▽
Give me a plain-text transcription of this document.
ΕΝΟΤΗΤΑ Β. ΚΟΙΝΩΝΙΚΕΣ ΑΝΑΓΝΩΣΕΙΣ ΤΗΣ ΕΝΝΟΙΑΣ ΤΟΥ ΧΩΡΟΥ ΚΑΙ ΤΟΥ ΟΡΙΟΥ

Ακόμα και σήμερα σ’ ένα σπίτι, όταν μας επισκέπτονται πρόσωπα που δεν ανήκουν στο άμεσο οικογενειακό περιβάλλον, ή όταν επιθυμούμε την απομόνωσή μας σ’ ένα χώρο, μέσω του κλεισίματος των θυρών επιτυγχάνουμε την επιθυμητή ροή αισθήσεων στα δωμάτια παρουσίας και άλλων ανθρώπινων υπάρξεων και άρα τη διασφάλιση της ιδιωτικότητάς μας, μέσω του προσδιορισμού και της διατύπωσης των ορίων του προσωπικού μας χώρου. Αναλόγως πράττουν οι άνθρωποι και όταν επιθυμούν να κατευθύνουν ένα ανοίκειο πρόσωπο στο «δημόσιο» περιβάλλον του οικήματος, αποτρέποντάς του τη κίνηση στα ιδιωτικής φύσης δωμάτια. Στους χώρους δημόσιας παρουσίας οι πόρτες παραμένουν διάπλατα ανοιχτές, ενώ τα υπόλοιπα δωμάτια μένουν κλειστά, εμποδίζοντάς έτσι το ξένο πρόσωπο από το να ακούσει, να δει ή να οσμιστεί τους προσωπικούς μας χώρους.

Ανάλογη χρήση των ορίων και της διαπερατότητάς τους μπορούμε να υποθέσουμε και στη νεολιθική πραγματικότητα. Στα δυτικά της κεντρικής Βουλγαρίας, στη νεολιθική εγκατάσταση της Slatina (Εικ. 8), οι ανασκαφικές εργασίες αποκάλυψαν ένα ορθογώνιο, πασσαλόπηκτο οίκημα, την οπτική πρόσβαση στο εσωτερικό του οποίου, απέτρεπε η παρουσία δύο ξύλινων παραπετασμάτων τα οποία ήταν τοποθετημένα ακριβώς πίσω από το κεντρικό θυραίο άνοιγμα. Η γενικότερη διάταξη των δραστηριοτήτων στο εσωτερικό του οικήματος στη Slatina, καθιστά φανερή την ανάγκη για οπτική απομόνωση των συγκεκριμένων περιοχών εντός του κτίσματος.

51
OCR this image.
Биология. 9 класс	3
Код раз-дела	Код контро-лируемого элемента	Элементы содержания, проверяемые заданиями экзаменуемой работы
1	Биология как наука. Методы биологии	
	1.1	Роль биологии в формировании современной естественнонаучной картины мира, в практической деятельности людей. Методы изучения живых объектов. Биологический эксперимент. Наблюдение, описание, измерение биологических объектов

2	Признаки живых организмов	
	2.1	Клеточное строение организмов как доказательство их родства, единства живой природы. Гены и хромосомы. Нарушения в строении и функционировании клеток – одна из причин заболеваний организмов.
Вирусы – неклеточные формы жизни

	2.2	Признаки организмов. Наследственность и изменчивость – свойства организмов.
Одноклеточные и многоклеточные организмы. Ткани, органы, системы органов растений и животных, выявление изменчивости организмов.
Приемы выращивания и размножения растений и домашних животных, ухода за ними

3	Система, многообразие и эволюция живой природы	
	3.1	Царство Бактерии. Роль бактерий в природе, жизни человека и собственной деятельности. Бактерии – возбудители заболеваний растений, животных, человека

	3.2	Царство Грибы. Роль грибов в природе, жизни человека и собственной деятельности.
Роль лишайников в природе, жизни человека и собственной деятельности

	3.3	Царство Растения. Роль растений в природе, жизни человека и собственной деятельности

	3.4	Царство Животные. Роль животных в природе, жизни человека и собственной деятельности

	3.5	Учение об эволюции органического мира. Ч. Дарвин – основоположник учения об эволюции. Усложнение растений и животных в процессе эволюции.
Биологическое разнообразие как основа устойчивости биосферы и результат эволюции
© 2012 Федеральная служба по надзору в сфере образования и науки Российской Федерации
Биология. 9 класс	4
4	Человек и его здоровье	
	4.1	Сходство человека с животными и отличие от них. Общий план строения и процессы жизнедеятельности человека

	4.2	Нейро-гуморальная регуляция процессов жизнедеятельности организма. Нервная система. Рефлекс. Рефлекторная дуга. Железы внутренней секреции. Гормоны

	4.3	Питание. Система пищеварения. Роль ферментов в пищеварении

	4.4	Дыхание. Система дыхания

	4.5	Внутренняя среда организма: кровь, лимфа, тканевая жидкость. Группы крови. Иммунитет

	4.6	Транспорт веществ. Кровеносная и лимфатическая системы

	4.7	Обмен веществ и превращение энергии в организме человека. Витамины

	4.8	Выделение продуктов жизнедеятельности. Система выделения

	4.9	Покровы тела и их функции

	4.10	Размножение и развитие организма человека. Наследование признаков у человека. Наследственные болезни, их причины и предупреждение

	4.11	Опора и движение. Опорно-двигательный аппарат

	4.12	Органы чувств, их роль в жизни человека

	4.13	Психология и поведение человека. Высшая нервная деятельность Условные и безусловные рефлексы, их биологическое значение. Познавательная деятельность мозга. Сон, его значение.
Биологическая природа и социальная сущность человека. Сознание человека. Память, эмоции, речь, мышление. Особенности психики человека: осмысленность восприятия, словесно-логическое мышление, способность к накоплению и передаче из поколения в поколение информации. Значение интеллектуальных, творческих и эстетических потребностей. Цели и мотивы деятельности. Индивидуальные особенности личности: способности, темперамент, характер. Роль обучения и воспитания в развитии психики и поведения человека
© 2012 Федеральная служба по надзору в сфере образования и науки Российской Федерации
△
## WHAT TO PRODUCE
Output each entry precisely as given.

## RESULT FOR THIS EXERCISE
Give me a plain-text transcription of this document.
ΕΝΟΤΗΤΑ Β. ΚΟΙΝΩΝΙΚΕΣ ΑΝΑΓΝΩΣΕΙΣ ΤΗΣ ΕΝΝΟΙΑΣ ΤΟΥ ΧΩΡΟΥ ΚΑΙ ΤΟΥ ΟΡΙΟΥ

Ακόμα και σήμερα σ’ ένα σπίτι, όταν μας επισκέπτονται πρόσωπα που δεν ανήκουν στο άμεσο οικογενειακό περιβάλλον, ή όταν επιθυμούμε την απομόνωσή μας σ’ ένα χώρο, μέσω του κλεισίματος των θυρών επιτυγχάνουμε την επιθυμητή ροή αισθήσεων στα δωμάτια παρουσίας και άλλων ανθρώπινων υπάρξεων και άρα τη διασφάλιση της ιδιωτικότητάς μας, μέσω του προσδιορισμού και της διατύπωσης των ορίων του προσωπικού μας χώρου. Αναλόγως πράττουν οι άνθρωποι και όταν επιθυμούν να κατευθύνουν ένα ανοίκειο πρόσωπο στο «δημόσιο» περιβάλλον του οικήματος, αποτρέποντάς του τη κίνηση στα ιδιωτικής φύσης δωμάτια. Στους χώρους δημόσιας παρουσίας οι πόρτες παραμένουν διάπλατα ανοιχτές, ενώ τα υπόλοιπα δωμάτια μένουν κλειστά, εμποδίζοντάς έτσι το ξένο πρόσωπο από το να ακούσει, να δει ή να οσμιστεί τους προσωπικούς μας χώρους.

Ανάλογη χρήση των ορίων και της διαπερατότητάς τους μπορούμε να υποθέσουμε και στη νεολιθική πραγματικότητα. Στα δυτικά της κεντρικής Βουλγαρίας, στη νεολιθική εγκατάσταση της Slatina (Εικ. 8), οι ανασκαφικές εργασίες αποκάλυψαν ένα ορθογώνιο, πασσαλόπηκτο οίκημα, την οπτική πρόσβαση στο εσωτερικό του οποίου, απέτρεπε η παρουσία δύο ξύλινων παραπετασμάτων τα οποία ήταν τοποθετημένα ακριβώς πίσω από το κεντρικό θυραίο άνοιγμα. Η γενικότερη διάταξη των δραστηριοτήτων στο εσωτερικό του οικήματος στη Slatina, καθιστά φανερή την ανάγκη για οπτική απομόνωση των συγκεκριμένων περιοχών εντός του κτίσματος.

51
OCR this image.
Биология. 9 класс	3
Код раз-дела	Код контро-лируемого элемента	Элементы содержания, проверяемые заданиями экзаменуемой работы
1	Биология как наука. Методы биологии	
	1.1	Роль биологии в формировании современной естественнонаучной картины мира, в практической деятельности людей. Методы изучения живых объектов. Биологический эксперимент. Наблюдение, описание, измерение биологических объектов

2	Признаки живых организмов	
	2.1	Клеточное строение организмов как доказательство их родства, единства живой природы. Гены и хромосомы. Нарушения в строении и функционировании клеток – одна из причин заболеваний организмов.
Вирусы – неклеточные формы жизни

	2.2	Признаки организмов. Наследственность и изменчивость – свойства организмов.
Одноклеточные и многоклеточные организмы. Ткани, органы, системы органов растений и животных, выявление изменчивости организмов.
Приемы выращивания и размножения растений и домашних животных, ухода за ними

3	Система, многообразие и эволюция живой природы	
	3.1	Царство Бактерии. Роль бактерий в природе, жизни человека и собственной деятельности. Бактерии – возбудители заболеваний растений, животных, человека

	3.2	Царство Грибы. Роль грибов в природе, жизни человека и собственной деятельности.
Роль лишайников в природе, жизни человека и собственной деятельности

	3.3	Царство Растения. Роль растений в природе, жизни человека и собственной деятельности

	3.4	Царство Животные. Роль животных в природе, жизни человека и собственной деятельности

	3.5	Учение об эволюции органического мира. Ч. Дарвин – основоположник учения об эволюции. Усложнение растений и животных в процессе эволюции.
Биологическое разнообразие как основа устойчивости биосферы и результат эволюции
© 2012 Федеральная служба по надзору в сфере образования и науки Российской Федерации
Биология. 9 класс	4
4	Человек и его здоровье	
	4.1	Сходство человека с животными и отличие от них. Общий план строения и процессы жизнедеятельности человека

	4.2	Нейро-гуморальная регуляция процессов жизнедеятельности организма. Нервная система. Рефлекс. Рефлекторная дуга. Железы внутренней секреции. Гормоны

	4.3	Питание. Система пищеварения. Роль ферментов в пищеварении

	4.4	Дыхание. Система дыхания

	4.5	Внутренняя среда организма: кровь, лимфа, тканевая жидкость. Группы крови. Иммунитет

	4.6	Транспорт веществ. Кровеносная и лимфатическая системы

	4.7	Обмен веществ и превращение энергии в организме человека. Витамины

	4.8	Выделение продуктов жизнедеятельности. Система выделения

	4.9	Покровы тела и их функции

	4.10	Размножение и развитие организма человека. Наследование признаков у человека. Наследственные болезни, их причины и предупреждение

	4.11	Опора и движение. Опорно-двигательный аппарат

	4.12	Органы чувств, их роль в жизни человека

	4.13	Психология и поведение человека. Высшая нервная деятельность Условные и безусловные рефлексы, их биологическое значение. Познавательная деятельность мозга. Сон, его значение.
Биологическая природа и социальная сущность человека. Сознание человека. Память, эмоции, речь, мышление. Особенности психики человека: осмысленность восприятия, словесно-логическое мышление, способность к накоплению и передаче из поколения в поколение информации. Значение интеллектуальных, творческих и эстетических потребностей. Цели и мотивы деятельности. Индивидуальные особенности личности: способности, темперамент, характер. Роль обучения и воспитания в развитии психики и поведения человека
© 2012 Федеральная служба по надзору в сфере образования и науки Российской Федерации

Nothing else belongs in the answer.